▶ **Dataset excerpt**
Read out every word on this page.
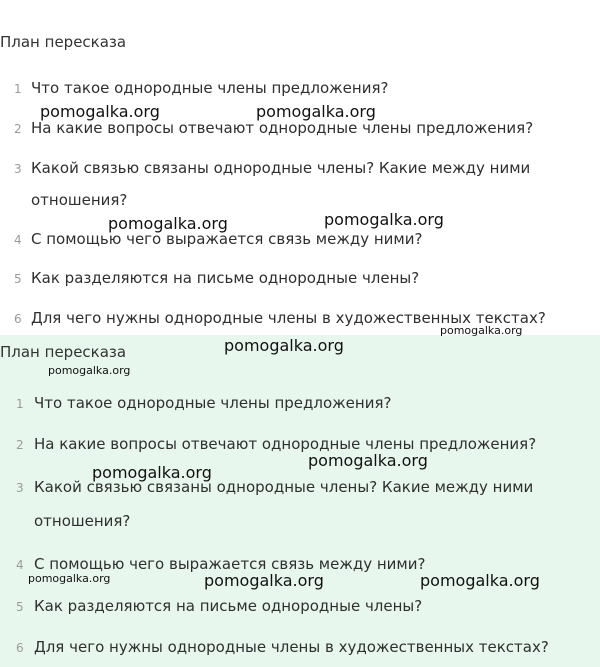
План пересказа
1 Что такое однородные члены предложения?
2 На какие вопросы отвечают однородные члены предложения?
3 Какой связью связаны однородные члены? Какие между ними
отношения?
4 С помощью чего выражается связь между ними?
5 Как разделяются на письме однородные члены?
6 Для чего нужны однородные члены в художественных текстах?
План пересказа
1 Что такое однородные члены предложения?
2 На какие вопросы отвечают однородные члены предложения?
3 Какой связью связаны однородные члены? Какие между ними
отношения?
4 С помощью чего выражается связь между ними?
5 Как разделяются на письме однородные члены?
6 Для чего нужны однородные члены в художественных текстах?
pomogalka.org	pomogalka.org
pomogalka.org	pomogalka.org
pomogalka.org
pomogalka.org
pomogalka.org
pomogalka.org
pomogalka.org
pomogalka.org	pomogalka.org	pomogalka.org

▶ **Problem requirements**
Output the data exactly. Pictures don't belong in the result.

▶ **Output of the exercise**
Read out every word on this page.
План пересказа
1 Что такое однородные члены предложения?
2 На какие вопросы отвечают однородные члены предложения?
3 Какой связью связаны однородные члены? Какие между ними
отношения?
4 С помощью чего выражается связь между ними?
5 Как разделяются на письме однородные члены?
6 Для чего нужны однородные члены в художественных текстах?
План пересказа
1 Что такое однородные члены предложения?
2 На какие вопросы отвечают однородные члены предложения?
3 Какой связью связаны однородные члены? Какие между ними
отношения?
4 С помощью чего выражается связь между ними?
5 Как разделяются на письме однородные члены?
6 Для чего нужны однородные члены в художественных текстах?
pomogalka.org	pomogalka.org
pomogalka.org	pomogalka.org
pomogalka.org
pomogalka.org
pomogalka.org
pomogalka.org
pomogalka.org
pomogalka.org	pomogalka.org	pomogalka.org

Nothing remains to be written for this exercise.